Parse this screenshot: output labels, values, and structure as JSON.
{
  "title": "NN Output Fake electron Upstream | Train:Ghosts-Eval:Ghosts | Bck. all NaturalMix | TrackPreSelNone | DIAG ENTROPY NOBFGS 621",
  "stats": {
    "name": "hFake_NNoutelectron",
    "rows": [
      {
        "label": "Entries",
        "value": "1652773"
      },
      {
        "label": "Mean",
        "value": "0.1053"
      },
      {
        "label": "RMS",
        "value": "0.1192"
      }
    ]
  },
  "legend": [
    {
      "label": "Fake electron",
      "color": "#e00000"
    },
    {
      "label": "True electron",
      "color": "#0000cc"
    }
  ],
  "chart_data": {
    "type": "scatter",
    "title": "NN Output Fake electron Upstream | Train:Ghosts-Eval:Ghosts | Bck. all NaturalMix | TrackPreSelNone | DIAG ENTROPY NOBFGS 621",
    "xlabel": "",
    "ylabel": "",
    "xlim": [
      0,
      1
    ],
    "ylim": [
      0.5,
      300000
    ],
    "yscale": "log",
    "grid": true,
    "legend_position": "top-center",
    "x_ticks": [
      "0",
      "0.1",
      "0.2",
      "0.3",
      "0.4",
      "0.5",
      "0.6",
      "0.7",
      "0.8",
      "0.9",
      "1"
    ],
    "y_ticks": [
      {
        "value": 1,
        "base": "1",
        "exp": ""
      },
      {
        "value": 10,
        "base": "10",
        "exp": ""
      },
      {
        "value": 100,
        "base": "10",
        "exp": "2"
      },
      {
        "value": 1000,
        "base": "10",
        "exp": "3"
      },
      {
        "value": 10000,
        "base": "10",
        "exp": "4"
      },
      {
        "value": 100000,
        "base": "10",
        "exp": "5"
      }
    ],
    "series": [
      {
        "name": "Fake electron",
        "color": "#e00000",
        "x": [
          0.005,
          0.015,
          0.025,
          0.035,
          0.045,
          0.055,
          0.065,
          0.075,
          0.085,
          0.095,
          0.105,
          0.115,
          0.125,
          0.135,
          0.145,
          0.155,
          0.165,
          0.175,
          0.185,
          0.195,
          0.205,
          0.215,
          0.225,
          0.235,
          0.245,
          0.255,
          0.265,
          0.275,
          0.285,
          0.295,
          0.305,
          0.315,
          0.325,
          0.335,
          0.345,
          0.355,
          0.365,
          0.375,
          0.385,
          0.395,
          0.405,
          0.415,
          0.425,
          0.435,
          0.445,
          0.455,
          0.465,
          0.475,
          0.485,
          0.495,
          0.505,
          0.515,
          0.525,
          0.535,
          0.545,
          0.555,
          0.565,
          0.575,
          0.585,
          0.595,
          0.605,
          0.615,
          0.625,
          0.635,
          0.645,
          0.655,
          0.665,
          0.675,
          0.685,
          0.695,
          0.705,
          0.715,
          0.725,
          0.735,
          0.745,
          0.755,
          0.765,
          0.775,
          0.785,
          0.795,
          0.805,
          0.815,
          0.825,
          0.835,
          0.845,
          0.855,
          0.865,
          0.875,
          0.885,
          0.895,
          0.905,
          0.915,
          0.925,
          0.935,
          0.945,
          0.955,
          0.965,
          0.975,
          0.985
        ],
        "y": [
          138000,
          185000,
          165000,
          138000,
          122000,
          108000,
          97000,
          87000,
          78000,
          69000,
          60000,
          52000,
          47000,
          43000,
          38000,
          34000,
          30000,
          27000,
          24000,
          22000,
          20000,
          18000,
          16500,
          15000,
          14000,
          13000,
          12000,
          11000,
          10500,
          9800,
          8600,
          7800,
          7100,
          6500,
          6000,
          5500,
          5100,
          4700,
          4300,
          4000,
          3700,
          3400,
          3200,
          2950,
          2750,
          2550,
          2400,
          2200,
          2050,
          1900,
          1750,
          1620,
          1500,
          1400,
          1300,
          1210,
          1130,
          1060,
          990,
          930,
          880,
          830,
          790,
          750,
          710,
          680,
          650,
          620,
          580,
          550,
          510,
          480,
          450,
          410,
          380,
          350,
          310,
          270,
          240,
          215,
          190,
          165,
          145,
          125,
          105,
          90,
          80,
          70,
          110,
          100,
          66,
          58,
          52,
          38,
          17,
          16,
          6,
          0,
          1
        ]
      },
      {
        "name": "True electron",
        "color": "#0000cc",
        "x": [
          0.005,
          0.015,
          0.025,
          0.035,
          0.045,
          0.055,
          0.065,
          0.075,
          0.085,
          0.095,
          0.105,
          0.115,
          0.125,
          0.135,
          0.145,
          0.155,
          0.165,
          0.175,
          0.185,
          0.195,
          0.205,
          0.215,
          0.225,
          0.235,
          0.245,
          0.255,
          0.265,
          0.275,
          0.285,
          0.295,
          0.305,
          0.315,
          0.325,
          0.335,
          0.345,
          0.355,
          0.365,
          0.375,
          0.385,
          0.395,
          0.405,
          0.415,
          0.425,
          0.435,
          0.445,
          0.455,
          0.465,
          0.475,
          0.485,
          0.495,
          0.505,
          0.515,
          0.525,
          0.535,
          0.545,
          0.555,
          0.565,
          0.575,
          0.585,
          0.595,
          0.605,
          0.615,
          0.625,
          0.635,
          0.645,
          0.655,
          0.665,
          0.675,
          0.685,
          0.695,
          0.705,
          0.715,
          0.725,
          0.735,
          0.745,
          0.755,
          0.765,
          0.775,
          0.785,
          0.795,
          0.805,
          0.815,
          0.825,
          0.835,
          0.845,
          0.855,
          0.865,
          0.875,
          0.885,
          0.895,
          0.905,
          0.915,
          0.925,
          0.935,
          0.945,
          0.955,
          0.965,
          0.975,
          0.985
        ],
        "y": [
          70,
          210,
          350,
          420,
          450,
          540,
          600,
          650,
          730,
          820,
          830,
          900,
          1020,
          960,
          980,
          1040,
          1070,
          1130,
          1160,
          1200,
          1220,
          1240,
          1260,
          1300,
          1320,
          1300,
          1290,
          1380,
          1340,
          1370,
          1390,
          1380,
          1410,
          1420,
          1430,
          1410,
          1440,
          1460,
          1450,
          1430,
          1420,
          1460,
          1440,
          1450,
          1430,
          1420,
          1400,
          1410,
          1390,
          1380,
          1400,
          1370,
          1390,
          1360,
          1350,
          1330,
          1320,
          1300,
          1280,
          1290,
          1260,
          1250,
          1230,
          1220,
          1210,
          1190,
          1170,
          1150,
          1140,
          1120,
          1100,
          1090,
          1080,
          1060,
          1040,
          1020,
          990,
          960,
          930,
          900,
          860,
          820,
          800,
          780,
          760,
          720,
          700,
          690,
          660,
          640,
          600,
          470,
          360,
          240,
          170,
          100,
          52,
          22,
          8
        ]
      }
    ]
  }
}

== == ==

## THE PROBLEM
Determine the number of lines containing "color". Write only that number.

## RESPONSE TO THE EXERCISE
4